* _Written request_: Reply with one number: the count of lines in the data that hold the string "this".

* _Exercise data_:
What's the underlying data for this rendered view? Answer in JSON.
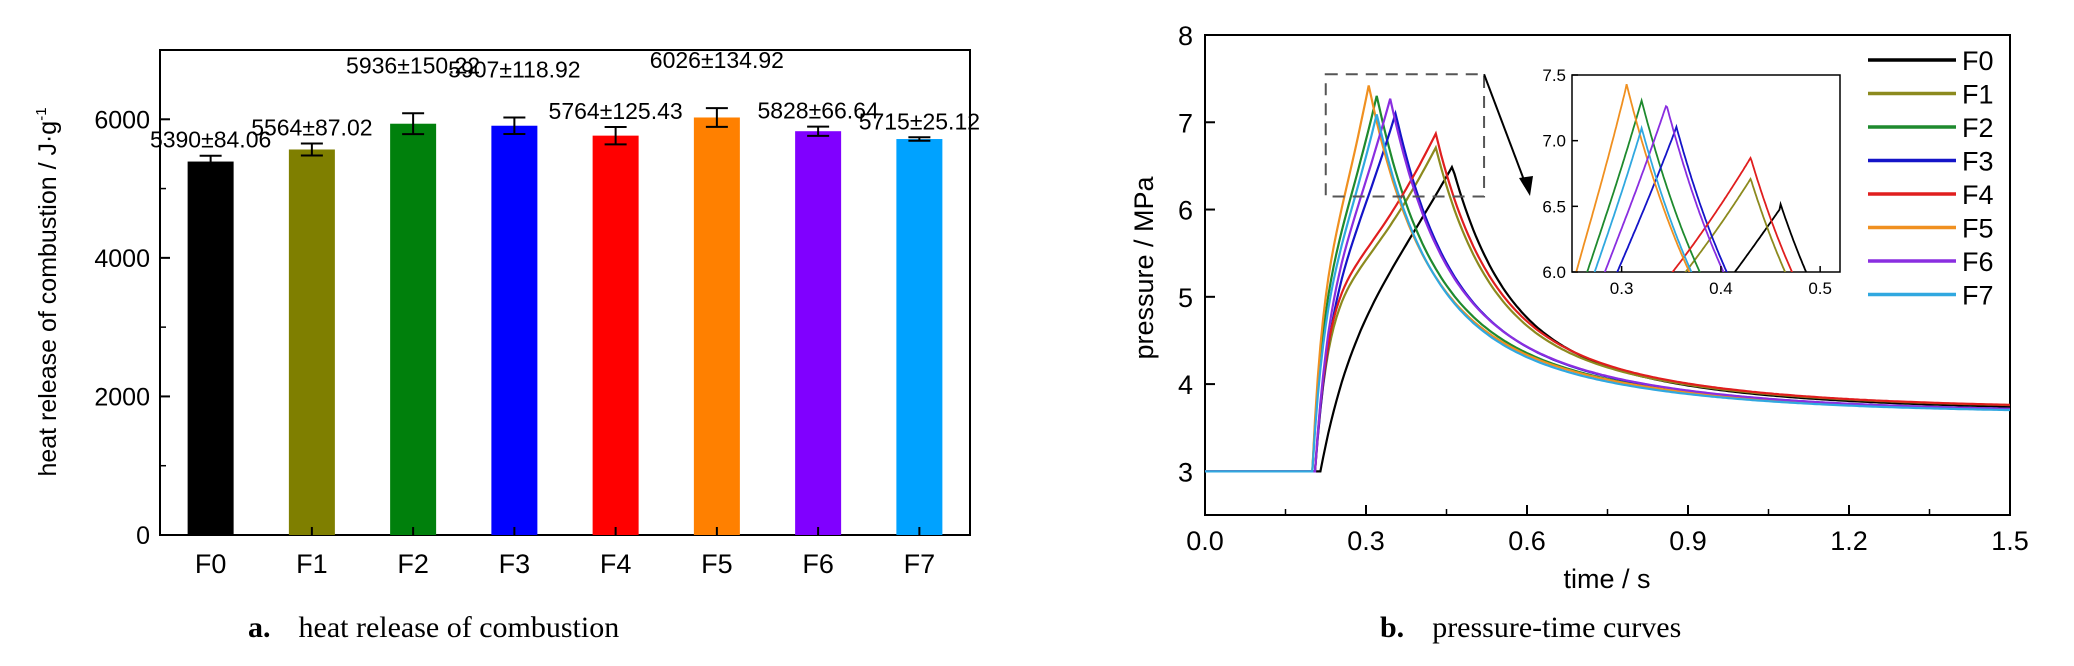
{
  "chart_data": [
    {
      "type": "bar",
      "caption_letter": "a.",
      "caption_text": "heat release of combustion",
      "ylabel": "heat release of combustion / J·g",
      "ylabel_sup": "-1",
      "ylim": [
        0,
        7000
      ],
      "yticks": [
        "0",
        "2000",
        "4000",
        "6000"
      ],
      "categories": [
        "F0",
        "F1",
        "F2",
        "F3",
        "F4",
        "F5",
        "F6",
        "F7"
      ],
      "values": [
        5390,
        5564,
        5936,
        5907,
        5764,
        6026,
        5828,
        5715
      ],
      "errors": [
        84.06,
        87.02,
        150.22,
        118.92,
        125.43,
        134.92,
        66.64,
        25.12
      ],
      "data_labels": [
        "5390±84.06",
        "5564±87.02",
        "5936±150.22",
        "5907±118.92",
        "5764±125.43",
        "6026±134.92",
        "5828±66.64",
        "5715±25.12"
      ],
      "colors": [
        "#000000",
        "#7f7f00",
        "#00800c",
        "#0000ff",
        "#ff0000",
        "#ff8000",
        "#8000ff",
        "#00a2ff"
      ],
      "grid": false
    },
    {
      "type": "line",
      "caption_letter": "b.",
      "caption_text": "pressure-time curves",
      "xlabel": "time / s",
      "ylabel": "pressure / MPa",
      "xlim": [
        0,
        1.5
      ],
      "ylim": [
        2.5,
        8
      ],
      "xticks": [
        "0.0",
        "0.3",
        "0.6",
        "0.9",
        "1.2",
        "1.5"
      ],
      "yticks": [
        "3",
        "4",
        "5",
        "6",
        "7",
        "8"
      ],
      "legend_position": "top-right",
      "grid": false,
      "inset": {
        "xlim": [
          0.25,
          0.52
        ],
        "ylim": [
          6.0,
          7.5
        ],
        "xticks": [
          "0.3",
          "0.4",
          "0.5"
        ],
        "yticks": [
          "6.0",
          "6.5",
          "7.0",
          "7.5"
        ]
      },
      "series": [
        {
          "name": "F0",
          "color": "#000000",
          "peak_time": 0.46,
          "peak_pressure": 6.52,
          "rise_start": 0.215,
          "early_slope": 5.5
        },
        {
          "name": "F1",
          "color": "#8c8a1e",
          "peak_time": 0.43,
          "peak_pressure": 6.71,
          "rise_start": 0.205,
          "early_slope": 14.0
        },
        {
          "name": "F2",
          "color": "#1e8a2e",
          "peak_time": 0.32,
          "peak_pressure": 7.31,
          "rise_start": 0.2,
          "early_slope": 16.0
        },
        {
          "name": "F3",
          "color": "#1414c8",
          "peak_time": 0.355,
          "peak_pressure": 7.11,
          "rise_start": 0.205,
          "early_slope": 12.0
        },
        {
          "name": "F4",
          "color": "#e01e1e",
          "peak_time": 0.43,
          "peak_pressure": 6.87,
          "rise_start": 0.205,
          "early_slope": 14.5
        },
        {
          "name": "F5",
          "color": "#f09020",
          "peak_time": 0.305,
          "peak_pressure": 7.43,
          "rise_start": 0.2,
          "early_slope": 18.0
        },
        {
          "name": "F6",
          "color": "#8a2ee0",
          "peak_time": 0.345,
          "peak_pressure": 7.28,
          "rise_start": 0.205,
          "early_slope": 13.0
        },
        {
          "name": "F7",
          "color": "#30a8e0",
          "peak_time": 0.32,
          "peak_pressure": 7.1,
          "rise_start": 0.2,
          "early_slope": 15.0
        }
      ],
      "final_pressure": {
        "F0": 3.7,
        "F1": 3.72,
        "F2": 3.68,
        "F3": 3.68,
        "F4": 3.72,
        "F5": 3.68,
        "F6": 3.68,
        "F7": 3.67
      }
    }
  ]
}
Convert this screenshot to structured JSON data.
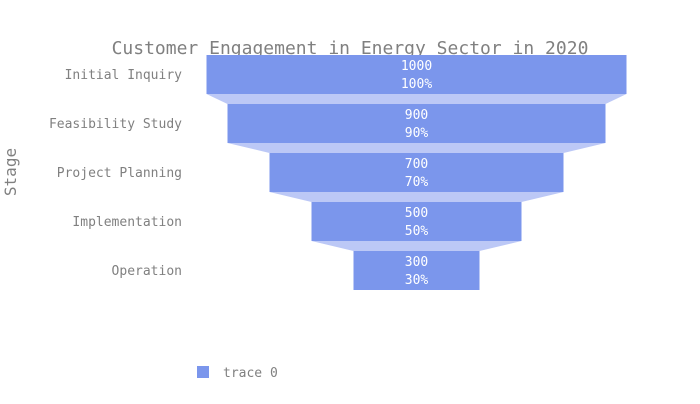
{
  "chart_data": {
    "type": "funnel",
    "title": "Customer Engagement in Energy Sector in 2020",
    "ylabel": "Stage",
    "categories": [
      "Initial Inquiry",
      "Feasibility Study",
      "Project Planning",
      "Implementation",
      "Operation"
    ],
    "series": [
      {
        "name": "trace 0",
        "values": [
          1000,
          900,
          700,
          500,
          300
        ],
        "percent_labels": [
          "100%",
          "90%",
          "70%",
          "50%",
          "30%"
        ]
      }
    ],
    "legend": "bottom-left",
    "grid": false
  },
  "colors": {
    "bar": "#7b96ec",
    "connector": "#bcc8f6",
    "text": "#808080",
    "label": "#ffffff"
  }
}
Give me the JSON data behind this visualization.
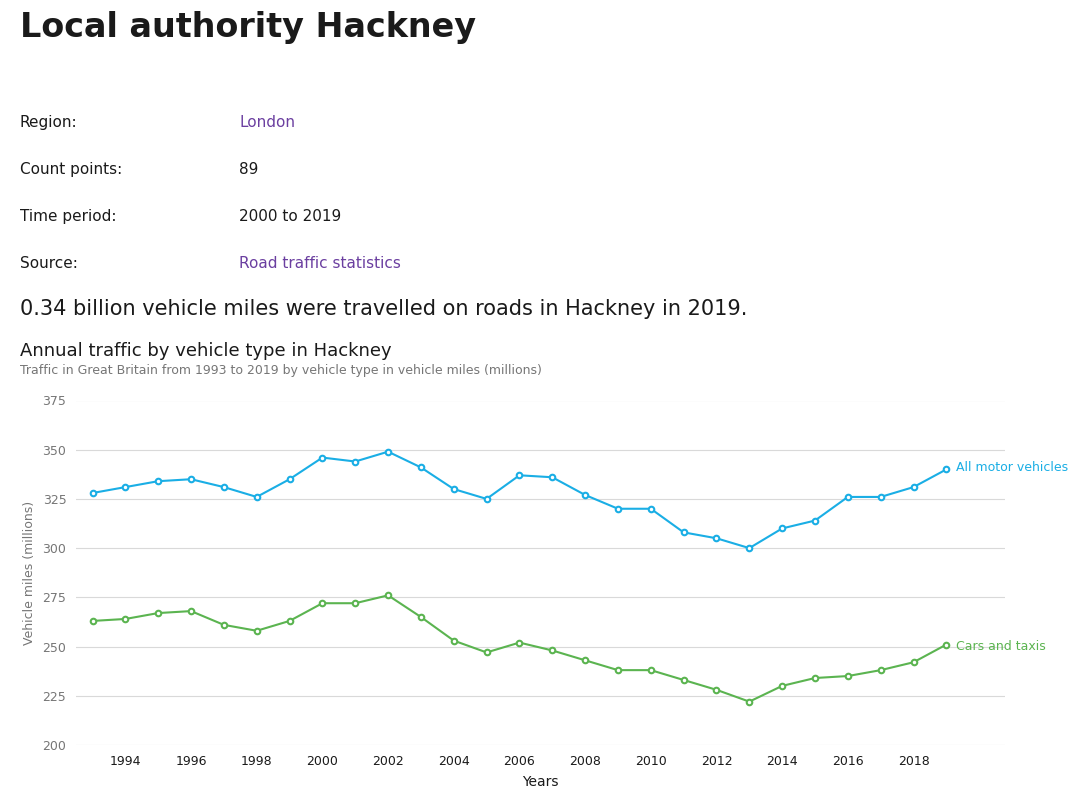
{
  "title": "Local authority Hackney",
  "region_label": "Region:",
  "region_value": "London",
  "count_points_label": "Count points:",
  "count_points_value": "89",
  "time_period_label": "Time period:",
  "time_period_value": "2000 to 2019",
  "source_label": "Source:",
  "source_value": "Road traffic statistics",
  "summary_text": "0.34 billion vehicle miles were travelled on roads in Hackney in 2019.",
  "chart_title": "Annual traffic by vehicle type in Hackney",
  "chart_subtitle": "Traffic in Great Britain from 1993 to 2019 by vehicle type in vehicle miles (millions)",
  "xlabel": "Years",
  "ylabel": "Vehicle miles (millions)",
  "ylim": [
    200,
    375
  ],
  "yticks": [
    200,
    225,
    250,
    275,
    300,
    325,
    350,
    375
  ],
  "background_color": "#ffffff",
  "all_motor_vehicles": {
    "years": [
      1993,
      1994,
      1995,
      1996,
      1997,
      1998,
      1999,
      2000,
      2001,
      2002,
      2003,
      2004,
      2005,
      2006,
      2007,
      2008,
      2009,
      2010,
      2011,
      2012,
      2013,
      2014,
      2015,
      2016,
      2017,
      2018,
      2019
    ],
    "values": [
      328,
      331,
      334,
      335,
      331,
      326,
      335,
      346,
      344,
      349,
      341,
      330,
      325,
      337,
      336,
      327,
      320,
      320,
      308,
      305,
      300,
      310,
      314,
      326,
      326,
      331,
      340
    ],
    "color": "#1aaee5",
    "label": "All motor vehicles"
  },
  "cars_and_taxis": {
    "years": [
      1993,
      1994,
      1995,
      1996,
      1997,
      1998,
      1999,
      2000,
      2001,
      2002,
      2003,
      2004,
      2005,
      2006,
      2007,
      2008,
      2009,
      2010,
      2011,
      2012,
      2013,
      2014,
      2015,
      2016,
      2017,
      2018,
      2019
    ],
    "values": [
      263,
      264,
      267,
      268,
      261,
      258,
      263,
      272,
      272,
      276,
      265,
      253,
      247,
      252,
      248,
      243,
      238,
      238,
      233,
      228,
      222,
      230,
      234,
      235,
      238,
      242,
      251
    ],
    "color": "#5bb450",
    "label": "Cars and taxis"
  },
  "link_color": "#6b3fa0",
  "label_color_grey": "#767676",
  "grid_color": "#d9d9d9"
}
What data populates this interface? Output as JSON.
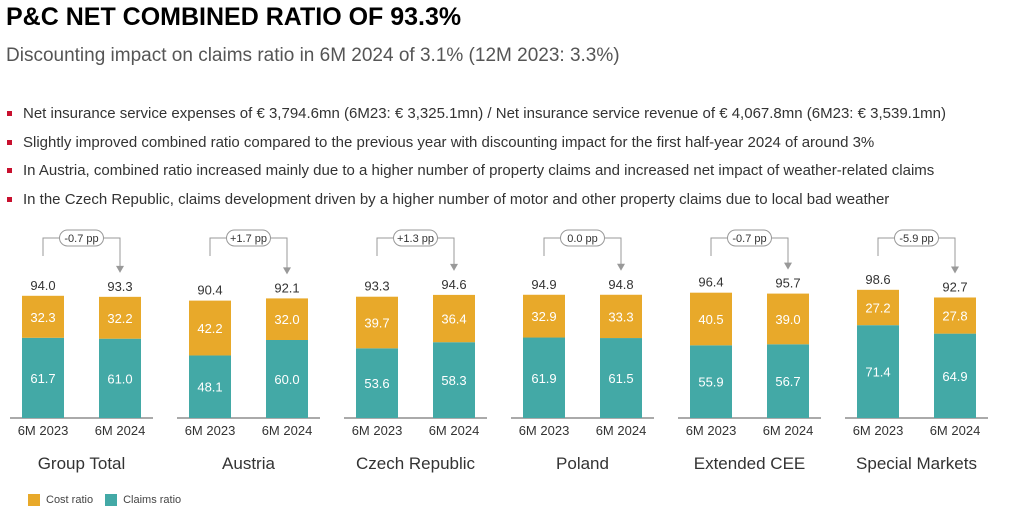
{
  "title": "P&C NET COMBINED RATIO OF 93.3%",
  "subtitle": "Discounting impact on claims ratio in 6M 2024 of 3.1% (12M 2023: 3.3%)",
  "bullets": [
    "Net insurance service expenses of € 3,794.6mn (6M23: € 3,325.1mn) / Net insurance service revenue of € 4,067.8mn (6M23: € 3,539.1mn)",
    "Slightly improved combined ratio compared to the previous year with discounting impact for the first half-year 2024 of around 3%",
    "In Austria, combined ratio increased mainly due to a higher number of property claims and increased net impact of weather-related claims",
    "In the Czech Republic, claims development driven by a higher number of motor and other property claims due to local bad weather"
  ],
  "legend": {
    "cost": "Cost ratio",
    "claims": "Claims ratio"
  },
  "colors": {
    "cost": "#e8a92a",
    "claims": "#43a9a6",
    "bullet": "#c8102e"
  },
  "chart_data": {
    "type": "bar",
    "stacked": true,
    "series_order": [
      "Claims ratio",
      "Cost ratio"
    ],
    "groups": [
      {
        "name": "Group Total",
        "change": "-0.7 pp",
        "periods": [
          "6M 2023",
          "6M 2024"
        ],
        "claims": [
          61.7,
          61.0
        ],
        "cost": [
          32.3,
          32.2
        ],
        "totals": [
          "94.0",
          "93.3"
        ]
      },
      {
        "name": "Austria",
        "change": "+1.7 pp",
        "periods": [
          "6M 2023",
          "6M 2024"
        ],
        "claims": [
          48.1,
          60.0
        ],
        "cost": [
          42.2,
          32.0
        ],
        "totals": [
          "90.4",
          "92.1"
        ]
      },
      {
        "name": "Czech Republic",
        "change": "+1.3 pp",
        "periods": [
          "6M 2023",
          "6M 2024"
        ],
        "claims": [
          53.6,
          58.3
        ],
        "cost": [
          39.7,
          36.4
        ],
        "totals": [
          "93.3",
          "94.6"
        ]
      },
      {
        "name": "Poland",
        "change": "0.0 pp",
        "periods": [
          "6M 2023",
          "6M 2024"
        ],
        "claims": [
          61.9,
          61.5
        ],
        "cost": [
          32.9,
          33.3
        ],
        "totals": [
          "94.9",
          "94.8"
        ]
      },
      {
        "name": "Extended CEE",
        "change": "-0.7 pp",
        "periods": [
          "6M 2023",
          "6M 2024"
        ],
        "claims": [
          55.9,
          56.7
        ],
        "cost": [
          40.5,
          39.0
        ],
        "totals": [
          "96.4",
          "95.7"
        ]
      },
      {
        "name": "Special Markets",
        "change": "-5.9 pp",
        "periods": [
          "6M 2023",
          "6M 2024"
        ],
        "claims": [
          71.4,
          64.9
        ],
        "cost": [
          27.2,
          27.8
        ],
        "totals": [
          "98.6",
          "92.7"
        ]
      }
    ]
  }
}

* _Exercise response_: 4